(Chart and figure data)
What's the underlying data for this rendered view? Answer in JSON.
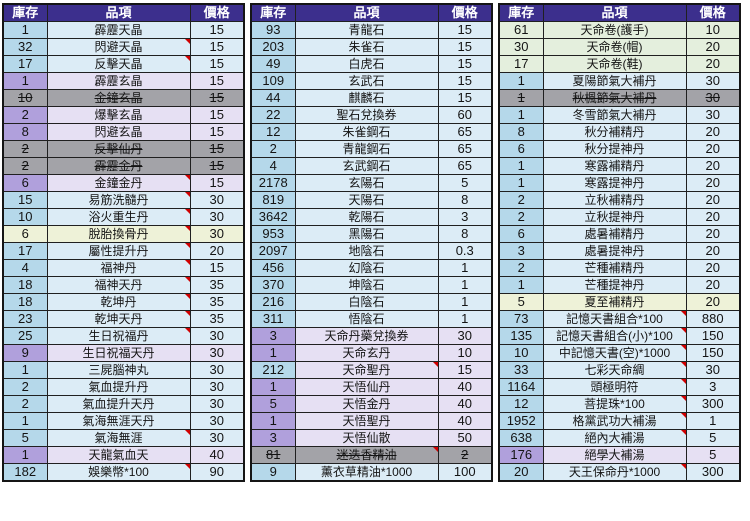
{
  "header": {
    "stock": "庫存",
    "item": "品項",
    "price": "價格"
  },
  "colors": {
    "header_bg": "#3c2f8d",
    "header_text": "#ffffff",
    "blue_stock": "#b5d8ea",
    "blue_cell": "#dcecf6",
    "purple_stock": "#b0a0dc",
    "purple_cell": "#e6e0f3",
    "gray_cell": "#a3a3a8",
    "green_cell": "#e4efdd",
    "lime_cell": "#eef2d8",
    "marker_red": "#d00000"
  },
  "row_columns": [
    "stock",
    "item",
    "price",
    "style",
    "has_marker"
  ],
  "panels": [
    {
      "rows": [
        [
          "1",
          "霹靂天晶",
          "15",
          "blue",
          0
        ],
        [
          "32",
          "閃避天晶",
          "15",
          "blue",
          1
        ],
        [
          "17",
          "反擊天晶",
          "15",
          "blue",
          1
        ],
        [
          "1",
          "霹靂玄晶",
          "15",
          "purple",
          0
        ],
        [
          "10",
          "金鐘玄晶",
          "15",
          "gray",
          0
        ],
        [
          "2",
          "爆擊玄晶",
          "15",
          "purple",
          0
        ],
        [
          "8",
          "閃避玄晶",
          "15",
          "purple",
          0
        ],
        [
          "2",
          "反擊仙丹",
          "15",
          "gray",
          0
        ],
        [
          "2",
          "霹靂金丹",
          "15",
          "gray",
          0
        ],
        [
          "6",
          "金鐘金丹",
          "15",
          "purple",
          1
        ],
        [
          "15",
          "易筋洗髓丹",
          "30",
          "blue",
          1
        ],
        [
          "10",
          "浴火重生丹",
          "30",
          "blue",
          1
        ],
        [
          "6",
          "脫胎換骨丹",
          "30",
          "lime",
          1
        ],
        [
          "17",
          "屬性提升丹",
          "20",
          "blue",
          1
        ],
        [
          "4",
          "福神丹",
          "15",
          "blue",
          1
        ],
        [
          "18",
          "福神天丹",
          "35",
          "blue",
          1
        ],
        [
          "18",
          "乾坤丹",
          "35",
          "blue",
          1
        ],
        [
          "23",
          "乾坤天丹",
          "35",
          "blue",
          1
        ],
        [
          "25",
          "生日祝福丹",
          "30",
          "blue",
          1
        ],
        [
          "9",
          "生日祝福天丹",
          "30",
          "purple",
          0
        ],
        [
          "1",
          "三屍腦神丸",
          "30",
          "blue",
          0
        ],
        [
          "2",
          "氣血提升丹",
          "30",
          "blue",
          0
        ],
        [
          "2",
          "氣血提升天丹",
          "30",
          "blue",
          0
        ],
        [
          "1",
          "氣海無涯天丹",
          "30",
          "blue",
          0
        ],
        [
          "5",
          "氣海無涯",
          "30",
          "blue",
          1
        ],
        [
          "1",
          "天龍氣血天",
          "40",
          "purple",
          0
        ],
        [
          "182",
          "娛樂幣*100",
          "90",
          "blue",
          1
        ]
      ]
    },
    {
      "rows": [
        [
          "93",
          "青龍石",
          "15",
          "blue",
          0
        ],
        [
          "203",
          "朱雀石",
          "15",
          "blue",
          0
        ],
        [
          "49",
          "白虎石",
          "15",
          "blue",
          0
        ],
        [
          "109",
          "玄武石",
          "15",
          "blue",
          0
        ],
        [
          "44",
          "麒麟石",
          "15",
          "blue",
          0
        ],
        [
          "22",
          "聖石兌換券",
          "60",
          "blue",
          0
        ],
        [
          "12",
          "朱雀鋼石",
          "65",
          "blue",
          0
        ],
        [
          "2",
          "青龍鋼石",
          "65",
          "blue",
          0
        ],
        [
          "4",
          "玄武鋼石",
          "65",
          "blue",
          0
        ],
        [
          "2178",
          "玄陽石",
          "5",
          "blue",
          0
        ],
        [
          "819",
          "天陽石",
          "8",
          "blue",
          0
        ],
        [
          "3642",
          "乾陽石",
          "3",
          "blue",
          0
        ],
        [
          "953",
          "黑陽石",
          "8",
          "blue",
          0
        ],
        [
          "2097",
          "地陰石",
          "0.3",
          "blue",
          0
        ],
        [
          "456",
          "幻陰石",
          "1",
          "blue",
          0
        ],
        [
          "370",
          "坤陰石",
          "1",
          "blue",
          0
        ],
        [
          "216",
          "白陰石",
          "1",
          "blue",
          0
        ],
        [
          "311",
          "悟陰石",
          "1",
          "blue",
          0
        ],
        [
          "3",
          "天命丹藥兌換券",
          "30",
          "purple",
          0
        ],
        [
          "1",
          "天命玄丹",
          "10",
          "purple",
          0
        ],
        [
          "212",
          "天命聖丹",
          "15",
          "mixed",
          1
        ],
        [
          "1",
          "天悟仙丹",
          "40",
          "purple",
          0
        ],
        [
          "5",
          "天悟金丹",
          "40",
          "purple",
          0
        ],
        [
          "1",
          "天悟聖丹",
          "40",
          "purple",
          0
        ],
        [
          "3",
          "天悟仙散",
          "50",
          "purple",
          0
        ],
        [
          "81",
          "迷迭香精油",
          "2",
          "gray",
          1
        ],
        [
          "9",
          "薰衣草精油*1000",
          "100",
          "blue",
          0
        ]
      ]
    },
    {
      "rows": [
        [
          "61",
          "天命卷(護手)",
          "10",
          "green",
          0
        ],
        [
          "30",
          "天命卷(帽)",
          "20",
          "green",
          0
        ],
        [
          "17",
          "天命卷(鞋)",
          "20",
          "green",
          0
        ],
        [
          "1",
          "夏陽節氣大補丹",
          "30",
          "blue",
          0
        ],
        [
          "1",
          "秋楓節氣大補丹",
          "30",
          "gray",
          0
        ],
        [
          "1",
          "冬雪節氣大補丹",
          "30",
          "blue",
          0
        ],
        [
          "8",
          "秋分補精丹",
          "20",
          "blue",
          0
        ],
        [
          "6",
          "秋分提神丹",
          "20",
          "blue",
          0
        ],
        [
          "1",
          "寒露補精丹",
          "20",
          "blue",
          0
        ],
        [
          "1",
          "寒露提神丹",
          "20",
          "blue",
          0
        ],
        [
          "2",
          "立秋補精丹",
          "20",
          "blue",
          0
        ],
        [
          "2",
          "立秋提神丹",
          "20",
          "blue",
          0
        ],
        [
          "6",
          "處暑補精丹",
          "20",
          "blue",
          0
        ],
        [
          "3",
          "處暑提神丹",
          "20",
          "blue",
          0
        ],
        [
          "2",
          "芒種補精丹",
          "20",
          "blue",
          0
        ],
        [
          "1",
          "芒種提神丹",
          "20",
          "blue",
          0
        ],
        [
          "5",
          "夏至補精丹",
          "20",
          "lime",
          0
        ],
        [
          "73",
          "記憶天書組合*100",
          "880",
          "blue",
          1
        ],
        [
          "135",
          "記憶天書組合(小)*100",
          "150",
          "blue",
          1
        ],
        [
          "10",
          "中記憶天書(空)*1000",
          "150",
          "blue",
          1
        ],
        [
          "33",
          "七彩天命綢",
          "30",
          "blue",
          1
        ],
        [
          "1164",
          "頭極明符",
          "3",
          "blue",
          1
        ],
        [
          "12",
          "菩提珠*100",
          "300",
          "blue",
          1
        ],
        [
          "1952",
          "格黨武功大補湯",
          "1",
          "blue",
          1
        ],
        [
          "638",
          "絕內大補湯",
          "5",
          "blue",
          1
        ],
        [
          "176",
          "絕學大補湯",
          "5",
          "purple",
          0
        ],
        [
          "20",
          "天王保命丹*1000",
          "300",
          "blue",
          1
        ]
      ]
    }
  ]
}
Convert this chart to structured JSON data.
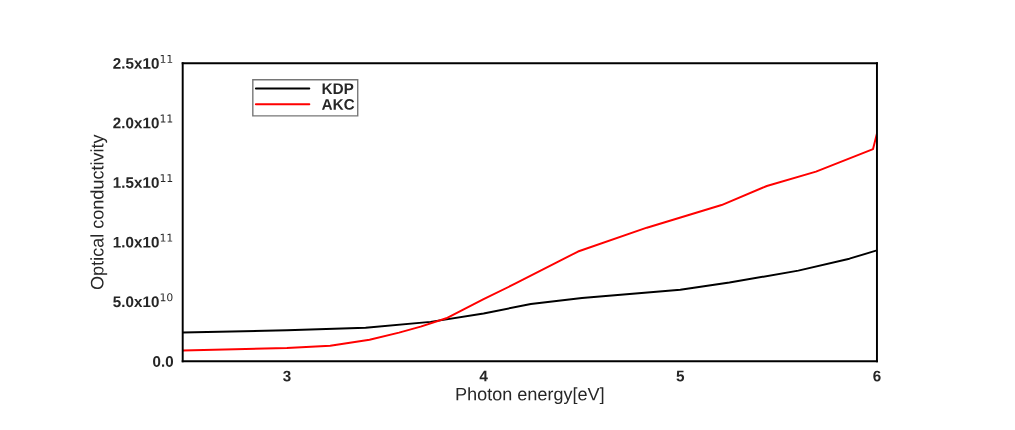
{
  "chart_data": {
    "type": "line",
    "xlabel": "Photon energy[eV]",
    "ylabel": "Optical conductivity",
    "xlim": [
      2.47,
      6
    ],
    "xticks": [
      3,
      4,
      5,
      6
    ],
    "ylim": [
      0,
      250000000000.0
    ],
    "yticks": [
      {
        "value": 0,
        "label": "0.0"
      },
      {
        "value": 50000000000.0,
        "label": "5.0x10$^{10}$"
      },
      {
        "value": 100000000000.0,
        "label": "1.0x10$^{11}$"
      },
      {
        "value": 150000000000.0,
        "label": "1.5x10$^{11}$"
      },
      {
        "value": 200000000000.0,
        "label": "2.0x10$^{11}$"
      },
      {
        "value": 250000000000.0,
        "label": "2.5x10$^{11}$"
      }
    ],
    "legend": "top left",
    "grid": false,
    "series": [
      {
        "name": "KDP",
        "color": "#000000",
        "x": [
          2.47,
          3,
          3.4,
          3.73,
          4,
          4.24,
          4.5,
          5,
          5.25,
          5.6,
          5.86,
          6
        ],
        "values": [
          24000000000.0,
          26000000000.0,
          28000000000.0,
          33000000000.0,
          40000000000.0,
          48000000000.0,
          53000000000.0,
          60000000000.0,
          66000000000.0,
          76000000000.0,
          86000000000.0,
          93000000000.0
        ]
      },
      {
        "name": "AKC",
        "color": "#ff0000",
        "x": [
          2.47,
          3,
          3.22,
          3.42,
          3.57,
          3.68,
          3.81,
          4,
          4.16,
          4.48,
          4.83,
          5.21,
          5.44,
          5.69,
          5.98,
          6
        ],
        "values": [
          9000000000.0,
          11000000000.0,
          13000000000.0,
          18000000000.0,
          24000000000.0,
          29000000000.0,
          36000000000.0,
          52000000000.0,
          65000000000.0,
          92000000000.0,
          112000000000.0,
          131000000000.0,
          147000000000.0,
          159000000000.0,
          178000000000.0,
          191000000000.0
        ]
      }
    ]
  }
}
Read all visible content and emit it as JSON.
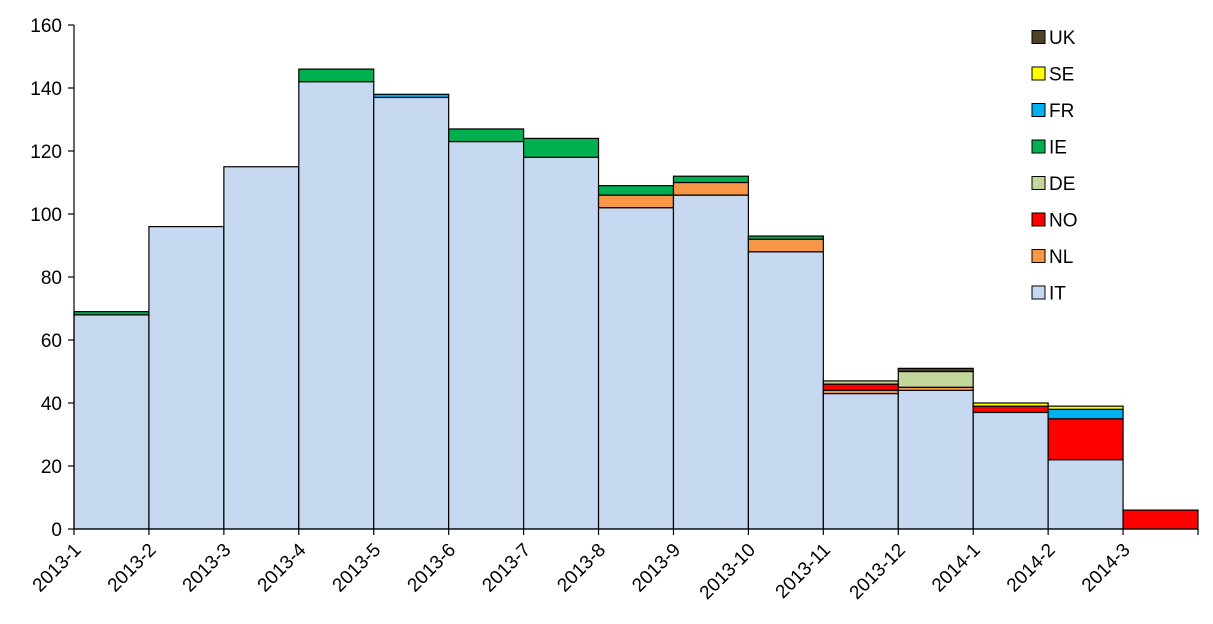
{
  "chart_data": {
    "type": "bar",
    "stacked": true,
    "title": "",
    "xlabel": "",
    "ylabel": "",
    "ylim": [
      0,
      160
    ],
    "yticks": [
      0,
      20,
      40,
      60,
      80,
      100,
      120,
      140,
      160
    ],
    "grid": false,
    "legend_position": "top-right",
    "categories": [
      "2013-1",
      "2013-2",
      "2013-3",
      "2013-4",
      "2013-5",
      "2013-6",
      "2013-7",
      "2013-8",
      "2013-9",
      "2013-10",
      "2013-11",
      "2013-12",
      "2014-1",
      "2014-2",
      "2014-3"
    ],
    "series": [
      {
        "name": "IT",
        "color": "#c6d9f0",
        "values": [
          68,
          96,
          115,
          142,
          137,
          123,
          118,
          102,
          106,
          88,
          43,
          44,
          37,
          22,
          0
        ]
      },
      {
        "name": "NL",
        "color": "#f79646",
        "values": [
          0,
          0,
          0,
          0,
          0,
          0,
          0,
          4,
          4,
          4,
          1,
          1,
          0,
          0,
          0
        ]
      },
      {
        "name": "NO",
        "color": "#ff0000",
        "values": [
          0,
          0,
          0,
          0,
          0,
          0,
          0,
          0,
          0,
          0,
          2,
          0,
          2,
          13,
          6
        ]
      },
      {
        "name": "DE",
        "color": "#c3d69b",
        "values": [
          0,
          0,
          0,
          0,
          0,
          0,
          0,
          0,
          0,
          0,
          1,
          5,
          0,
          0,
          0
        ]
      },
      {
        "name": "IE",
        "color": "#00b050",
        "values": [
          1,
          0,
          0,
          4,
          0,
          4,
          6,
          3,
          2,
          1,
          0,
          0,
          0,
          0,
          0
        ]
      },
      {
        "name": "FR",
        "color": "#00b0f0",
        "values": [
          0,
          0,
          0,
          0,
          1,
          0,
          0,
          0,
          0,
          0,
          0,
          0,
          0,
          3,
          0
        ]
      },
      {
        "name": "SE",
        "color": "#ffff00",
        "values": [
          0,
          0,
          0,
          0,
          0,
          0,
          0,
          0,
          0,
          0,
          0,
          0,
          1,
          1,
          0
        ]
      },
      {
        "name": "UK",
        "color": "#4f4328",
        "values": [
          0,
          0,
          0,
          0,
          0,
          0,
          0,
          0,
          0,
          0,
          0,
          1,
          0,
          0,
          0
        ]
      }
    ],
    "legend_order": [
      "UK",
      "SE",
      "FR",
      "IE",
      "DE",
      "NO",
      "NL",
      "IT"
    ]
  }
}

◆ **What you need to do**:
Extract lines where the string "ylabel" occurs.

◆ **Exercise solution**:
    "ylabel": "Optical conductivity",
    "ylabel": "",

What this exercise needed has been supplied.